● **MATERIAL FOR THE TASK**:
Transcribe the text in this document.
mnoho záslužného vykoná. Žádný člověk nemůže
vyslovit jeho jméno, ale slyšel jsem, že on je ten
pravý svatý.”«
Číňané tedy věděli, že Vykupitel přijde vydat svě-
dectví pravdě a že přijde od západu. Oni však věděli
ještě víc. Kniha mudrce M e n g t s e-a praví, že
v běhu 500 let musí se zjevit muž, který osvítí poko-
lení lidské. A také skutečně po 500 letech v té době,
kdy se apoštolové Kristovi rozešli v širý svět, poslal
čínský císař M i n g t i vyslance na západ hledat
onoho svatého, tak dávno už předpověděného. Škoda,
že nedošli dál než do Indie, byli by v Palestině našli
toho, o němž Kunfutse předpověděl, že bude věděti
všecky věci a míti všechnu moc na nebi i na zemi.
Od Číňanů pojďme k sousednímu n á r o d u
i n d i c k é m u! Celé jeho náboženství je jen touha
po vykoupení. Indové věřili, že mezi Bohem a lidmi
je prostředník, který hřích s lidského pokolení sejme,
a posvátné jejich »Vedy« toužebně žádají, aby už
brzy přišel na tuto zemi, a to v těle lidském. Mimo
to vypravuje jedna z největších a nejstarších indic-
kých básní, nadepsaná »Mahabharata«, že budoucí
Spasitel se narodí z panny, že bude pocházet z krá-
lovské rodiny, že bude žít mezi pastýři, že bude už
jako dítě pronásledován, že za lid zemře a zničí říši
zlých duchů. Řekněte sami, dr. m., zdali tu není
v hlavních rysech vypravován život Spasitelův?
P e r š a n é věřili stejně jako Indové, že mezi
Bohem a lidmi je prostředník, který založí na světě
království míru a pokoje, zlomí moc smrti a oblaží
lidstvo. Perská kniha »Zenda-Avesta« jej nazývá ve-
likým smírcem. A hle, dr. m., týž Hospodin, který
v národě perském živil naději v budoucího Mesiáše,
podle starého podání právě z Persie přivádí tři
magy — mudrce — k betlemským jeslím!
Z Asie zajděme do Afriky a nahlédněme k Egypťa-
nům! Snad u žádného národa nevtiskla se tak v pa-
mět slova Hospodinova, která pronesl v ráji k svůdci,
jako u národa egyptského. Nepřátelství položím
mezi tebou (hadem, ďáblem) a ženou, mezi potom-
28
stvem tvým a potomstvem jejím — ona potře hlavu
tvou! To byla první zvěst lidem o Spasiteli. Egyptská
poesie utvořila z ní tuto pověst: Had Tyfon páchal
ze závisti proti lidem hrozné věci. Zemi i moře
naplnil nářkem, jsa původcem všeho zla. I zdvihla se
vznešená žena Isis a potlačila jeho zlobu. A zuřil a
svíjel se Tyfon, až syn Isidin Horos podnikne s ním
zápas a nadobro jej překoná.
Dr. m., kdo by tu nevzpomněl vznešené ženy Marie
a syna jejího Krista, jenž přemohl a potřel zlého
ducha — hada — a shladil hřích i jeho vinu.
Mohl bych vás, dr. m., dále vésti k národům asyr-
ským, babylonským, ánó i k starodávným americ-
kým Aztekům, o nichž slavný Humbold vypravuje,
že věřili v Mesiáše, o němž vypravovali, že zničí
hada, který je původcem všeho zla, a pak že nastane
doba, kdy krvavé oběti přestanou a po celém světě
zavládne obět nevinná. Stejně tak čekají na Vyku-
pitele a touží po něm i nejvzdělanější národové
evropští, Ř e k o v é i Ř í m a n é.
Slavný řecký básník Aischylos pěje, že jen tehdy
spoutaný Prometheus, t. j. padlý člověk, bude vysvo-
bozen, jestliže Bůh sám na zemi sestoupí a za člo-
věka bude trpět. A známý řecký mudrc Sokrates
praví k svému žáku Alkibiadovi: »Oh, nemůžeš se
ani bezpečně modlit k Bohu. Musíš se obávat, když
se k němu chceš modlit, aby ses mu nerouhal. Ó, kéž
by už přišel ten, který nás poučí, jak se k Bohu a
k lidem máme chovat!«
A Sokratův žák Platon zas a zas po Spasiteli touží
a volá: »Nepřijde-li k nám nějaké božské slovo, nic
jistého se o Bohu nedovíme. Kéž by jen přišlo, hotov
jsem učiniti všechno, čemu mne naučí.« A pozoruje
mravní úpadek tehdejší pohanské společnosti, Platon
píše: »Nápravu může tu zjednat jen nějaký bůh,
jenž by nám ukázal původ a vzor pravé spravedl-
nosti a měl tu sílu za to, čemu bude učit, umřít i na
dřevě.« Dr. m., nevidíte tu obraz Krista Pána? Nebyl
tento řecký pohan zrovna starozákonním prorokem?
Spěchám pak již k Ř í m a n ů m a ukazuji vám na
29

● **WHAT THE TASK ASKS**: Repeat the data above exactly.

● **ANSWER BELOW**:
Transcribe the text in this document.
mnoho záslužného vykoná. Žádný člověk nemůže
vyslovit jeho jméno, ale slyšel jsem, že on je ten
pravý svatý.”«
Číňané tedy věděli, že Vykupitel přijde vydat svě-
dectví pravdě a že přijde od západu. Oni však věděli
ještě víc. Kniha mudrce M e n g t s e-a praví, že
v běhu 500 let musí se zjevit muž, který osvítí poko-
lení lidské. A také skutečně po 500 letech v té době,
kdy se apoštolové Kristovi rozešli v širý svět, poslal
čínský císař M i n g t i vyslance na západ hledat
onoho svatého, tak dávno už předpověděného. Škoda,
že nedošli dál než do Indie, byli by v Palestině našli
toho, o němž Kunfutse předpověděl, že bude věděti
všecky věci a míti všechnu moc na nebi i na zemi.
Od Číňanů pojďme k sousednímu n á r o d u
i n d i c k é m u! Celé jeho náboženství je jen touha
po vykoupení. Indové věřili, že mezi Bohem a lidmi
je prostředník, který hřích s lidského pokolení sejme,
a posvátné jejich »Vedy« toužebně žádají, aby už
brzy přišel na tuto zemi, a to v těle lidském. Mimo
to vypravuje jedna z největších a nejstarších indic-
kých básní, nadepsaná »Mahabharata«, že budoucí
Spasitel se narodí z panny, že bude pocházet z krá-
lovské rodiny, že bude žít mezi pastýři, že bude už
jako dítě pronásledován, že za lid zemře a zničí říši
zlých duchů. Řekněte sami, dr. m., zdali tu není
v hlavních rysech vypravován život Spasitelův?
P e r š a n é věřili stejně jako Indové, že mezi
Bohem a lidmi je prostředník, který založí na světě
království míru a pokoje, zlomí moc smrti a oblaží
lidstvo. Perská kniha »Zenda-Avesta« jej nazývá ve-
likým smírcem. A hle, dr. m., týž Hospodin, který
v národě perském živil naději v budoucího Mesiáše,
podle starého podání právě z Persie přivádí tři
magy — mudrce — k betlemským jeslím!
Z Asie zajděme do Afriky a nahlédněme k Egypťa-
nům! Snad u žádného národa nevtiskla se tak v pa-
mět slova Hospodinova, která pronesl v ráji k svůdci,
jako u národa egyptského. Nepřátelství položím
mezi tebou (hadem, ďáblem) a ženou, mezi potom-
28
stvem tvým a potomstvem jejím — ona potře hlavu
tvou! To byla první zvěst lidem o Spasiteli. Egyptská
poesie utvořila z ní tuto pověst: Had Tyfon páchal
ze závisti proti lidem hrozné věci. Zemi i moře
naplnil nářkem, jsa původcem všeho zla. I zdvihla se
vznešená žena Isis a potlačila jeho zlobu. A zuřil a
svíjel se Tyfon, až syn Isidin Horos podnikne s ním
zápas a nadobro jej překoná.
Dr. m., kdo by tu nevzpomněl vznešené ženy Marie
a syna jejího Krista, jenž přemohl a potřel zlého
ducha — hada — a shladil hřích i jeho vinu.
Mohl bych vás, dr. m., dále vésti k národům asyr-
ským, babylonským, ánó i k starodávným americ-
kým Aztekům, o nichž slavný Humbold vypravuje,
že věřili v Mesiáše, o němž vypravovali, že zničí
hada, který je původcem všeho zla, a pak že nastane
doba, kdy krvavé oběti přestanou a po celém světě
zavládne obět nevinná. Stejně tak čekají na Vyku-
pitele a touží po něm i nejvzdělanější národové
evropští, Ř e k o v é i Ř í m a n é.
Slavný řecký básník Aischylos pěje, že jen tehdy
spoutaný Prometheus, t. j. padlý člověk, bude vysvo-
bozen, jestliže Bůh sám na zemi sestoupí a za člo-
věka bude trpět. A známý řecký mudrc Sokrates
praví k svému žáku Alkibiadovi: »Oh, nemůžeš se
ani bezpečně modlit k Bohu. Musíš se obávat, když
se k němu chceš modlit, aby ses mu nerouhal. Ó, kéž
by už přišel ten, který nás poučí, jak se k Bohu a
k lidem máme chovat!«
A Sokratův žák Platon zas a zas po Spasiteli touží
a volá: »Nepřijde-li k nám nějaké božské slovo, nic
jistého se o Bohu nedovíme. Kéž by jen přišlo, hotov
jsem učiniti všechno, čemu mne naučí.« A pozoruje
mravní úpadek tehdejší pohanské společnosti, Platon
píše: »Nápravu může tu zjednat jen nějaký bůh,
jenž by nám ukázal původ a vzor pravé spravedl-
nosti a měl tu sílu za to, čemu bude učit, umřít i na
dřevě.« Dr. m., nevidíte tu obraz Krista Pána? Nebyl
tento řecký pohan zrovna starozákonním prorokem?
Spěchám pak již k Ř í m a n ů m a ukazuji vám na
29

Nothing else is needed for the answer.